### Your objective
Copy out the entries below precisely; nothing is to be omitted.

Chart and figure data:
## BEGIN

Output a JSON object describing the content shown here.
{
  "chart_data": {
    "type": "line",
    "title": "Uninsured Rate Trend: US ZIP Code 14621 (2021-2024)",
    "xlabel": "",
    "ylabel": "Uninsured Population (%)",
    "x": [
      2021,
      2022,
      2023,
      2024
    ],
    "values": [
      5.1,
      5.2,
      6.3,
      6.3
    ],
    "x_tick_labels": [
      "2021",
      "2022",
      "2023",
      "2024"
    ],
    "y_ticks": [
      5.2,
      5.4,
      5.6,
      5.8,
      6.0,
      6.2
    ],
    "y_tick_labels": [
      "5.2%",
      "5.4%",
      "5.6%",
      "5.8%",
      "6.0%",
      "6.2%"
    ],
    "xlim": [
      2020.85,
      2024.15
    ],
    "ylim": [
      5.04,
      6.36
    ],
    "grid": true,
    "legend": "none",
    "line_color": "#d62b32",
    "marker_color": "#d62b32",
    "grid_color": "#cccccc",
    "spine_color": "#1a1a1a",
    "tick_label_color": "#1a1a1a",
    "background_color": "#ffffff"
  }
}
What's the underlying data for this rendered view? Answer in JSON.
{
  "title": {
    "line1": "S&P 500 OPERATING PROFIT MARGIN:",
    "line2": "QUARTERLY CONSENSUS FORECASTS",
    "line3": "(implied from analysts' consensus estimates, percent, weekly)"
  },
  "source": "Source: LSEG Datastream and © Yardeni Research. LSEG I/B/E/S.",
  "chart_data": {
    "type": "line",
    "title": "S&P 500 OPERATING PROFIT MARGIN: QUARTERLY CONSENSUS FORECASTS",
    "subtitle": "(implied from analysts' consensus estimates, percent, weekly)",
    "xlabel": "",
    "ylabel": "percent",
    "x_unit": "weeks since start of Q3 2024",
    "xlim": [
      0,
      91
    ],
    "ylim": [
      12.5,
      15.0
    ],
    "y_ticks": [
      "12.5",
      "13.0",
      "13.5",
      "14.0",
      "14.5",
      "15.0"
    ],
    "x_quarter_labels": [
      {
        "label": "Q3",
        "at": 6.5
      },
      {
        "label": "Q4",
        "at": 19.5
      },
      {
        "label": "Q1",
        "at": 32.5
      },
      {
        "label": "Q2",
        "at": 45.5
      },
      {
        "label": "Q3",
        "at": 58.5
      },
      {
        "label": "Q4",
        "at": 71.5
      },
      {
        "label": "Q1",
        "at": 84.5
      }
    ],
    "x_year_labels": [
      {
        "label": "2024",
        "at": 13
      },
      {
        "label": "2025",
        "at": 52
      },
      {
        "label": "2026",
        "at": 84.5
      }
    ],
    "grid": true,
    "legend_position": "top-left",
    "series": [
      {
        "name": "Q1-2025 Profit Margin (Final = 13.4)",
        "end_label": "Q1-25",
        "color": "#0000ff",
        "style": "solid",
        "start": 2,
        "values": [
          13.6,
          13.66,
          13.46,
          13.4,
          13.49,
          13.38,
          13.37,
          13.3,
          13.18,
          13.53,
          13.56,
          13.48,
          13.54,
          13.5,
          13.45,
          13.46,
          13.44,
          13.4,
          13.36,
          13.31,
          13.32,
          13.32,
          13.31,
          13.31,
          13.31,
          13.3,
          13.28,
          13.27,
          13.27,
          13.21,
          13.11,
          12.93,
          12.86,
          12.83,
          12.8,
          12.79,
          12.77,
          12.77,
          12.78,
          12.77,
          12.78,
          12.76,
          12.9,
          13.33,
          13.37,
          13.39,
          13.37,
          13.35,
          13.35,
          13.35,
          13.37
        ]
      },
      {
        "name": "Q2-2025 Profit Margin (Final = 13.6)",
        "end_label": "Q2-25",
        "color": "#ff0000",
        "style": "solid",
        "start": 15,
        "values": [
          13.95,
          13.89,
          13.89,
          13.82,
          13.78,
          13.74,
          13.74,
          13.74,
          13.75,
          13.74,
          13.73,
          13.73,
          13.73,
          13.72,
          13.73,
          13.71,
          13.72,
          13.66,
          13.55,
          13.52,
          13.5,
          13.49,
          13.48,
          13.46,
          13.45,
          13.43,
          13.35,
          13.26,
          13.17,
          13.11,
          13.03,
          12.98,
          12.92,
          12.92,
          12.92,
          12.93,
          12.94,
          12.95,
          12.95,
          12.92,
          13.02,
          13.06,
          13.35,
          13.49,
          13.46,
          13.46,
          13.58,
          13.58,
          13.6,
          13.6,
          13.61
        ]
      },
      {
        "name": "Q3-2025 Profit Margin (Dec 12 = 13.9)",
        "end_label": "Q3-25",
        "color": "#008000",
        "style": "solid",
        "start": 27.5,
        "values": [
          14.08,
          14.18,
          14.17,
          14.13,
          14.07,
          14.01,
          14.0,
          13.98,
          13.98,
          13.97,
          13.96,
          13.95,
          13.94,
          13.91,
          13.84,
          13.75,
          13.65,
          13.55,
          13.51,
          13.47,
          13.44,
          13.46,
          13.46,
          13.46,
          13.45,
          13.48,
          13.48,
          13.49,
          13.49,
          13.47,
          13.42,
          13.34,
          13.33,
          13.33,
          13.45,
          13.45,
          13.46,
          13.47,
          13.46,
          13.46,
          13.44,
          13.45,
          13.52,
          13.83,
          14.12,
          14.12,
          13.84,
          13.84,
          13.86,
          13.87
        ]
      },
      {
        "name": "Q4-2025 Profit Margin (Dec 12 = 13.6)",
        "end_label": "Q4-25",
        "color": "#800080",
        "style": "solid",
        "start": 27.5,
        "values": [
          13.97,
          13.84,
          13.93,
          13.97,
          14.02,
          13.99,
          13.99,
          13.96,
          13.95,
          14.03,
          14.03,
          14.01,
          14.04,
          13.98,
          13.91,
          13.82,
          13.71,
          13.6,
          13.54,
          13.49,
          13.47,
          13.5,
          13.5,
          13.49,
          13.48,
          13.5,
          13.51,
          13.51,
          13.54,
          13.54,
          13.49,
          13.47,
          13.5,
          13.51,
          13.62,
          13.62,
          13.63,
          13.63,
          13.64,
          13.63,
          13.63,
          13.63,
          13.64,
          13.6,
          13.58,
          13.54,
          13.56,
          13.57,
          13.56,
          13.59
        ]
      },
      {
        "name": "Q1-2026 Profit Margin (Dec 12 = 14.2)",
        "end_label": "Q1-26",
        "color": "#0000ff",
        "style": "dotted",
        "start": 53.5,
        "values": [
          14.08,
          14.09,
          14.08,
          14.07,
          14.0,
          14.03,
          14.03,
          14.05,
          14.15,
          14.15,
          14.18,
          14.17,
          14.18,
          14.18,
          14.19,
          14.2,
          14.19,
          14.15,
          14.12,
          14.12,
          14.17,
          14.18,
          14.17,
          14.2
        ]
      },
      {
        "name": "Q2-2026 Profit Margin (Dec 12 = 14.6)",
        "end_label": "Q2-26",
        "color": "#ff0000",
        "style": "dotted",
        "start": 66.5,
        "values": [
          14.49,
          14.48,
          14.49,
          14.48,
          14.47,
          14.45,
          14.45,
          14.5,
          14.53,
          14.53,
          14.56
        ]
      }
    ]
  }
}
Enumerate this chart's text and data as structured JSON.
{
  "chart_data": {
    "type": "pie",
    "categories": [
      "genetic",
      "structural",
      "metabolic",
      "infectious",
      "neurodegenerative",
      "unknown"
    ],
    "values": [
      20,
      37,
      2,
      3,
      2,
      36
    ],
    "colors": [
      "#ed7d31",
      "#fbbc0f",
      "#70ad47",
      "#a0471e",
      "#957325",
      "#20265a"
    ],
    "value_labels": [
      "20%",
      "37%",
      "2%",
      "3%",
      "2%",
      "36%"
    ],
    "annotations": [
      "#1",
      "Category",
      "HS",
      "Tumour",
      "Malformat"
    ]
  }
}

## END

### The solution
Output a JSON object describing the content shown here.
{
  "chart_data": {
    "type": "line",
    "title": "Uninsured Rate Trend: US ZIP Code 14621 (2021-2024)",
    "xlabel": "",
    "ylabel": "Uninsured Population (%)",
    "x": [
      2021,
      2022,
      2023,
      2024
    ],
    "values": [
      5.1,
      5.2,
      6.3,
      6.3
    ],
    "x_tick_labels": [
      "2021",
      "2022",
      "2023",
      "2024"
    ],
    "y_ticks": [
      5.2,
      5.4,
      5.6,
      5.8,
      6.0,
      6.2
    ],
    "y_tick_labels": [
      "5.2%",
      "5.4%",
      "5.6%",
      "5.8%",
      "6.0%",
      "6.2%"
    ],
    "xlim": [
      2020.85,
      2024.15
    ],
    "ylim": [
      5.04,
      6.36
    ],
    "grid": true,
    "legend": "none",
    "line_color": "#d62b32",
    "marker_color": "#d62b32",
    "grid_color": "#cccccc",
    "spine_color": "#1a1a1a",
    "tick_label_color": "#1a1a1a",
    "background_color": "#ffffff"
  }
}
What's the underlying data for this rendered view? Answer in JSON.
{
  "title": {
    "line1": "S&P 500 OPERATING PROFIT MARGIN:",
    "line2": "QUARTERLY CONSENSUS FORECASTS",
    "line3": "(implied from analysts' consensus estimates, percent, weekly)"
  },
  "source": "Source: LSEG Datastream and © Yardeni Research. LSEG I/B/E/S.",
  "chart_data": {
    "type": "line",
    "title": "S&P 500 OPERATING PROFIT MARGIN: QUARTERLY CONSENSUS FORECASTS",
    "subtitle": "(implied from analysts' consensus estimates, percent, weekly)",
    "xlabel": "",
    "ylabel": "percent",
    "x_unit": "weeks since start of Q3 2024",
    "xlim": [
      0,
      91
    ],
    "ylim": [
      12.5,
      15.0
    ],
    "y_ticks": [
      "12.5",
      "13.0",
      "13.5",
      "14.0",
      "14.5",
      "15.0"
    ],
    "x_quarter_labels": [
      {
        "label": "Q3",
        "at": 6.5
      },
      {
        "label": "Q4",
        "at": 19.5
      },
      {
        "label": "Q1",
        "at": 32.5
      },
      {
        "label": "Q2",
        "at": 45.5
      },
      {
        "label": "Q3",
        "at": 58.5
      },
      {
        "label": "Q4",
        "at": 71.5
      },
      {
        "label": "Q1",
        "at": 84.5
      }
    ],
    "x_year_labels": [
      {
        "label": "2024",
        "at": 13
      },
      {
        "label": "2025",
        "at": 52
      },
      {
        "label": "2026",
        "at": 84.5
      }
    ],
    "grid": true,
    "legend_position": "top-left",
    "series": [
      {
        "name": "Q1-2025 Profit Margin (Final = 13.4)",
        "end_label": "Q1-25",
        "color": "#0000ff",
        "style": "solid",
        "start": 2,
        "values": [
          13.6,
          13.66,
          13.46,
          13.4,
          13.49,
          13.38,
          13.37,
          13.3,
          13.18,
          13.53,
          13.56,
          13.48,
          13.54,
          13.5,
          13.45,
          13.46,
          13.44,
          13.4,
          13.36,
          13.31,
          13.32,
          13.32,
          13.31,
          13.31,
          13.31,
          13.3,
          13.28,
          13.27,
          13.27,
          13.21,
          13.11,
          12.93,
          12.86,
          12.83,
          12.8,
          12.79,
          12.77,
          12.77,
          12.78,
          12.77,
          12.78,
          12.76,
          12.9,
          13.33,
          13.37,
          13.39,
          13.37,
          13.35,
          13.35,
          13.35,
          13.37
        ]
      },
      {
        "name": "Q2-2025 Profit Margin (Final = 13.6)",
        "end_label": "Q2-25",
        "color": "#ff0000",
        "style": "solid",
        "start": 15,
        "values": [
          13.95,
          13.89,
          13.89,
          13.82,
          13.78,
          13.74,
          13.74,
          13.74,
          13.75,
          13.74,
          13.73,
          13.73,
          13.73,
          13.72,
          13.73,
          13.71,
          13.72,
          13.66,
          13.55,
          13.52,
          13.5,
          13.49,
          13.48,
          13.46,
          13.45,
          13.43,
          13.35,
          13.26,
          13.17,
          13.11,
          13.03,
          12.98,
          12.92,
          12.92,
          12.92,
          12.93,
          12.94,
          12.95,
          12.95,
          12.92,
          13.02,
          13.06,
          13.35,
          13.49,
          13.46,
          13.46,
          13.58,
          13.58,
          13.6,
          13.6,
          13.61
        ]
      },
      {
        "name": "Q3-2025 Profit Margin (Dec 12 = 13.9)",
        "end_label": "Q3-25",
        "color": "#008000",
        "style": "solid",
        "start": 27.5,
        "values": [
          14.08,
          14.18,
          14.17,
          14.13,
          14.07,
          14.01,
          14.0,
          13.98,
          13.98,
          13.97,
          13.96,
          13.95,
          13.94,
          13.91,
          13.84,
          13.75,
          13.65,
          13.55,
          13.51,
          13.47,
          13.44,
          13.46,
          13.46,
          13.46,
          13.45,
          13.48,
          13.48,
          13.49,
          13.49,
          13.47,
          13.42,
          13.34,
          13.33,
          13.33,
          13.45,
          13.45,
          13.46,
          13.47,
          13.46,
          13.46,
          13.44,
          13.45,
          13.52,
          13.83,
          14.12,
          14.12,
          13.84,
          13.84,
          13.86,
          13.87
        ]
      },
      {
        "name": "Q4-2025 Profit Margin (Dec 12 = 13.6)",
        "end_label": "Q4-25",
        "color": "#800080",
        "style": "solid",
        "start": 27.5,
        "values": [
          13.97,
          13.84,
          13.93,
          13.97,
          14.02,
          13.99,
          13.99,
          13.96,
          13.95,
          14.03,
          14.03,
          14.01,
          14.04,
          13.98,
          13.91,
          13.82,
          13.71,
          13.6,
          13.54,
          13.49,
          13.47,
          13.5,
          13.5,
          13.49,
          13.48,
          13.5,
          13.51,
          13.51,
          13.54,
          13.54,
          13.49,
          13.47,
          13.5,
          13.51,
          13.62,
          13.62,
          13.63,
          13.63,
          13.64,
          13.63,
          13.63,
          13.63,
          13.64,
          13.6,
          13.58,
          13.54,
          13.56,
          13.57,
          13.56,
          13.59
        ]
      },
      {
        "name": "Q1-2026 Profit Margin (Dec 12 = 14.2)",
        "end_label": "Q1-26",
        "color": "#0000ff",
        "style": "dotted",
        "start": 53.5,
        "values": [
          14.08,
          14.09,
          14.08,
          14.07,
          14.0,
          14.03,
          14.03,
          14.05,
          14.15,
          14.15,
          14.18,
          14.17,
          14.18,
          14.18,
          14.19,
          14.2,
          14.19,
          14.15,
          14.12,
          14.12,
          14.17,
          14.18,
          14.17,
          14.2
        ]
      },
      {
        "name": "Q2-2026 Profit Margin (Dec 12 = 14.6)",
        "end_label": "Q2-26",
        "color": "#ff0000",
        "style": "dotted",
        "start": 66.5,
        "values": [
          14.49,
          14.48,
          14.49,
          14.48,
          14.47,
          14.45,
          14.45,
          14.5,
          14.53,
          14.53,
          14.56
        ]
      }
    ]
  }
}
Enumerate this chart's text and data as structured JSON.
{
  "chart_data": {
    "type": "pie",
    "categories": [
      "genetic",
      "structural",
      "metabolic",
      "infectious",
      "neurodegenerative",
      "unknown"
    ],
    "values": [
      20,
      37,
      2,
      3,
      2,
      36
    ],
    "colors": [
      "#ed7d31",
      "#fbbc0f",
      "#70ad47",
      "#a0471e",
      "#957325",
      "#20265a"
    ],
    "value_labels": [
      "20%",
      "37%",
      "2%",
      "3%",
      "2%",
      "36%"
    ],
    "annotations": [
      "#1",
      "Category",
      "HS",
      "Tumour",
      "Malformat"
    ]
  }
}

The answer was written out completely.